Provided information:
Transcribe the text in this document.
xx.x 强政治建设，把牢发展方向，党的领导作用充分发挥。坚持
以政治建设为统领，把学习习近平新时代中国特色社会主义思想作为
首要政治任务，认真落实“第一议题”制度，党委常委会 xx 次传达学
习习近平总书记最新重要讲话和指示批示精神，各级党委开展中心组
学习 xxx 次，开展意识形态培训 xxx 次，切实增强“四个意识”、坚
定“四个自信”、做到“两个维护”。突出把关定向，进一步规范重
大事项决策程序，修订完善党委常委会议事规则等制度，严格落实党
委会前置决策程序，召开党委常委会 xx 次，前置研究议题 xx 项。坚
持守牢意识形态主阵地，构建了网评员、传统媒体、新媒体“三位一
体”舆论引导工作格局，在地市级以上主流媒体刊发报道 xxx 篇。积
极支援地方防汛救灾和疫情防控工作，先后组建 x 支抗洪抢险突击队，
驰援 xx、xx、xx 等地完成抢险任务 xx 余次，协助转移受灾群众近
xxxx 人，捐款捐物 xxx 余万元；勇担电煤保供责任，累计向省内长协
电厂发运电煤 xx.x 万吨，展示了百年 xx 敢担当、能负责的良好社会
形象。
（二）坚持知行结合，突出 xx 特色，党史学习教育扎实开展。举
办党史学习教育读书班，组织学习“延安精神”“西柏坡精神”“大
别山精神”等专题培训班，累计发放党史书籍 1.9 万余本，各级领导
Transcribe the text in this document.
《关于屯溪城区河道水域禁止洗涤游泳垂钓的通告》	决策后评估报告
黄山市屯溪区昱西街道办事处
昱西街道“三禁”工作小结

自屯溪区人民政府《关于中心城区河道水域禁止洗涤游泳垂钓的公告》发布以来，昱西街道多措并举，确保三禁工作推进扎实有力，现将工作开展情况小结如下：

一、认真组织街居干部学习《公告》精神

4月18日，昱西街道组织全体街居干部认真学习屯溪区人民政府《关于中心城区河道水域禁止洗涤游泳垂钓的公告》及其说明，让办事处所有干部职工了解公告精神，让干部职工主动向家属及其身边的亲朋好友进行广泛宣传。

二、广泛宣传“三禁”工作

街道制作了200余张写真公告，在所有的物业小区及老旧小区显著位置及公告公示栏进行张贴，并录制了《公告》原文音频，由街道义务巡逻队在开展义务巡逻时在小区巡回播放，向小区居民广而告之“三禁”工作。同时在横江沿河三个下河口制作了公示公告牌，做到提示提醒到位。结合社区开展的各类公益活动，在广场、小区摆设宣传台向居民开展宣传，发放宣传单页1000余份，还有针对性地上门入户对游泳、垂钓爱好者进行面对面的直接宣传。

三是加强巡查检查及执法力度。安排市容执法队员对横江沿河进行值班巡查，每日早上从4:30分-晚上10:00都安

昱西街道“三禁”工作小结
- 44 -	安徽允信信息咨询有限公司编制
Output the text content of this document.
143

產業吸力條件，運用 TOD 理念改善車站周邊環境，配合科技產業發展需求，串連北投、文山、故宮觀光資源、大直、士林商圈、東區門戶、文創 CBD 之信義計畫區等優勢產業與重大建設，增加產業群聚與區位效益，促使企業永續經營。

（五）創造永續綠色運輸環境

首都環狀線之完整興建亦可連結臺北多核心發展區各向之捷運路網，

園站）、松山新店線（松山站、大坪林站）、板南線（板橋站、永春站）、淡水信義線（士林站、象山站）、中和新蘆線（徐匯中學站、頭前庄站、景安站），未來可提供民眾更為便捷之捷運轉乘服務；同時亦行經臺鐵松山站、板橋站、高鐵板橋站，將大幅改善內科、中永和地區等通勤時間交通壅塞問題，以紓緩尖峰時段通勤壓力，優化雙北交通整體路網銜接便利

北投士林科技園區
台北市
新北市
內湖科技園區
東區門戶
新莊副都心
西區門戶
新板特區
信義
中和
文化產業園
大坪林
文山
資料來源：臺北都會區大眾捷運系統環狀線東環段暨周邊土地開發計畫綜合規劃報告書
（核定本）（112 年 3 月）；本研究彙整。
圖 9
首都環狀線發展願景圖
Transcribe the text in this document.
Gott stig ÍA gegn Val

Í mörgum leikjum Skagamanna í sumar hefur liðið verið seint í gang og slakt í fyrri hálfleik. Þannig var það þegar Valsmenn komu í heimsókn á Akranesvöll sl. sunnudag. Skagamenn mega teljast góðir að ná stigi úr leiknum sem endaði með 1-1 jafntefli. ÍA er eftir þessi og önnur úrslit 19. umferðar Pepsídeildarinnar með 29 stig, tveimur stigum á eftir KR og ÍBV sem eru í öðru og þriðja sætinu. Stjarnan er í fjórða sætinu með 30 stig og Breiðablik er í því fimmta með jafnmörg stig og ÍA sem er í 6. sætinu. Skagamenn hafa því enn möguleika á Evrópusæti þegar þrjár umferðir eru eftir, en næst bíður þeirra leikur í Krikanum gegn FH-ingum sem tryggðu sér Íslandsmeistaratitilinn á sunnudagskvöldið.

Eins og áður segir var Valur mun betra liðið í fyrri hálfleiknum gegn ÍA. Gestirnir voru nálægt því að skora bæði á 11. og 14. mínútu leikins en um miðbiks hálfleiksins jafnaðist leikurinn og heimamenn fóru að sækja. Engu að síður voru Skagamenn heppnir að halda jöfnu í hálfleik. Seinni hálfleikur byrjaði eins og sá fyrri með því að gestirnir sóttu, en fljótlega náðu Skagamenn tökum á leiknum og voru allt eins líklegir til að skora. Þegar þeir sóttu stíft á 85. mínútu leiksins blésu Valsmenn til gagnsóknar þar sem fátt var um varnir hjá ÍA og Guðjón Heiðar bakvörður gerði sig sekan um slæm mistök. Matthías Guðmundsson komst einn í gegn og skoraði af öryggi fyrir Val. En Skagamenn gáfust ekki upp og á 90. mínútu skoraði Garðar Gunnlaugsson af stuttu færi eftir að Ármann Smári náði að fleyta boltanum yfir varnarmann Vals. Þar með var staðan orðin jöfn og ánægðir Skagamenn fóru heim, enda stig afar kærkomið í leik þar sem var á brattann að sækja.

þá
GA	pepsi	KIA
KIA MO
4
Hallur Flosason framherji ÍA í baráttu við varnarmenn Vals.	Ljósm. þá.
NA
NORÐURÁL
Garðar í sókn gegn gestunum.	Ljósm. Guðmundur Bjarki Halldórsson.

Exercise: Print again each line of the listing above, exactly as it appears.

Solution:
Transcribe the text in this document.
xx.x 强政治建设，把牢发展方向，党的领导作用充分发挥。坚持
以政治建设为统领，把学习习近平新时代中国特色社会主义思想作为
首要政治任务，认真落实“第一议题”制度，党委常委会 xx 次传达学
习习近平总书记最新重要讲话和指示批示精神，各级党委开展中心组
学习 xxx 次，开展意识形态培训 xxx 次，切实增强“四个意识”、坚
定“四个自信”、做到“两个维护”。突出把关定向，进一步规范重
大事项决策程序，修订完善党委常委会议事规则等制度，严格落实党
委会前置决策程序，召开党委常委会 xx 次，前置研究议题 xx 项。坚
持守牢意识形态主阵地，构建了网评员、传统媒体、新媒体“三位一
体”舆论引导工作格局，在地市级以上主流媒体刊发报道 xxx 篇。积
极支援地方防汛救灾和疫情防控工作，先后组建 x 支抗洪抢险突击队，
驰援 xx、xx、xx 等地完成抢险任务 xx 余次，协助转移受灾群众近
xxxx 人，捐款捐物 xxx 余万元；勇担电煤保供责任，累计向省内长协
电厂发运电煤 xx.x 万吨，展示了百年 xx 敢担当、能负责的良好社会
形象。
（二）坚持知行结合，突出 xx 特色，党史学习教育扎实开展。举
办党史学习教育读书班，组织学习“延安精神”“西柏坡精神”“大
别山精神”等专题培训班，累计发放党史书籍 1.9 万余本，各级领导
Transcribe the text in this document.
《关于屯溪城区河道水域禁止洗涤游泳垂钓的通告》	决策后评估报告
黄山市屯溪区昱西街道办事处
昱西街道“三禁”工作小结

自屯溪区人民政府《关于中心城区河道水域禁止洗涤游泳垂钓的公告》发布以来，昱西街道多措并举，确保三禁工作推进扎实有力，现将工作开展情况小结如下：

一、认真组织街居干部学习《公告》精神

4月18日，昱西街道组织全体街居干部认真学习屯溪区人民政府《关于中心城区河道水域禁止洗涤游泳垂钓的公告》及其说明，让办事处所有干部职工了解公告精神，让干部职工主动向家属及其身边的亲朋好友进行广泛宣传。

二、广泛宣传“三禁”工作

街道制作了200余张写真公告，在所有的物业小区及老旧小区显著位置及公告公示栏进行张贴，并录制了《公告》原文音频，由街道义务巡逻队在开展义务巡逻时在小区巡回播放，向小区居民广而告之“三禁”工作。同时在横江沿河三个下河口制作了公示公告牌，做到提示提醒到位。结合社区开展的各类公益活动，在广场、小区摆设宣传台向居民开展宣传，发放宣传单页1000余份，还有针对性地上门入户对游泳、垂钓爱好者进行面对面的直接宣传。

三是加强巡查检查及执法力度。安排市容执法队员对横江沿河进行值班巡查，每日早上从4:30分-晚上10:00都安

昱西街道“三禁”工作小结
- 44 -	安徽允信信息咨询有限公司编制
Output the text content of this document.
143

產業吸力條件，運用 TOD 理念改善車站周邊環境，配合科技產業發展需求，串連北投、文山、故宮觀光資源、大直、士林商圈、東區門戶、文創 CBD 之信義計畫區等優勢產業與重大建設，增加產業群聚與區位效益，促使企業永續經營。

（五）創造永續綠色運輸環境

首都環狀線之完整興建亦可連結臺北多核心發展區各向之捷運路網，

園站）、松山新店線（松山站、大坪林站）、板南線（板橋站、永春站）、淡水信義線（士林站、象山站）、中和新蘆線（徐匯中學站、頭前庄站、景安站），未來可提供民眾更為便捷之捷運轉乘服務；同時亦行經臺鐵松山站、板橋站、高鐵板橋站，將大幅改善內科、中永和地區等通勤時間交通壅塞問題，以紓緩尖峰時段通勤壓力，優化雙北交通整體路網銜接便利

北投士林科技園區
台北市
新北市
內湖科技園區
東區門戶
新莊副都心
西區門戶
新板特區
信義
中和
文化產業園
大坪林
文山
資料來源：臺北都會區大眾捷運系統環狀線東環段暨周邊土地開發計畫綜合規劃報告書
（核定本）（112 年 3 月）；本研究彙整。
圖 9
首都環狀線發展願景圖
Transcribe the text in this document.
Gott stig ÍA gegn Val

Í mörgum leikjum Skagamanna í sumar hefur liðið verið seint í gang og slakt í fyrri hálfleik. Þannig var það þegar Valsmenn komu í heimsókn á Akranesvöll sl. sunnudag. Skagamenn mega teljast góðir að ná stigi úr leiknum sem endaði með 1-1 jafntefli. ÍA er eftir þessi og önnur úrslit 19. umferðar Pepsídeildarinnar með 29 stig, tveimur stigum á eftir KR og ÍBV sem eru í öðru og þriðja sætinu. Stjarnan er í fjórða sætinu með 30 stig og Breiðablik er í því fimmta með jafnmörg stig og ÍA sem er í 6. sætinu. Skagamenn hafa því enn möguleika á Evrópusæti þegar þrjár umferðir eru eftir, en næst bíður þeirra leikur í Krikanum gegn FH-ingum sem tryggðu sér Íslandsmeistaratitilinn á sunnudagskvöldið.

Eins og áður segir var Valur mun betra liðið í fyrri hálfleiknum gegn ÍA. Gestirnir voru nálægt því að skora bæði á 11. og 14. mínútu leikins en um miðbiks hálfleiksins jafnaðist leikurinn og heimamenn fóru að sækja. Engu að síður voru Skagamenn heppnir að halda jöfnu í hálfleik. Seinni hálfleikur byrjaði eins og sá fyrri með því að gestirnir sóttu, en fljótlega náðu Skagamenn tökum á leiknum og voru allt eins líklegir til að skora. Þegar þeir sóttu stíft á 85. mínútu leiksins blésu Valsmenn til gagnsóknar þar sem fátt var um varnir hjá ÍA og Guðjón Heiðar bakvörður gerði sig sekan um slæm mistök. Matthías Guðmundsson komst einn í gegn og skoraði af öryggi fyrir Val. En Skagamenn gáfust ekki upp og á 90. mínútu skoraði Garðar Gunnlaugsson af stuttu færi eftir að Ármann Smári náði að fleyta boltanum yfir varnarmann Vals. Þar með var staðan orðin jöfn og ánægðir Skagamenn fóru heim, enda stig afar kærkomið í leik þar sem var á brattann að sækja.

þá
GA	pepsi	KIA
KIA MO
4
Hallur Flosason framherji ÍA í baráttu við varnarmenn Vals.	Ljósm. þá.
NA
NORÐURÁL
Garðar í sókn gegn gestunum.	Ljósm. Guðmundur Bjarki Halldórsson.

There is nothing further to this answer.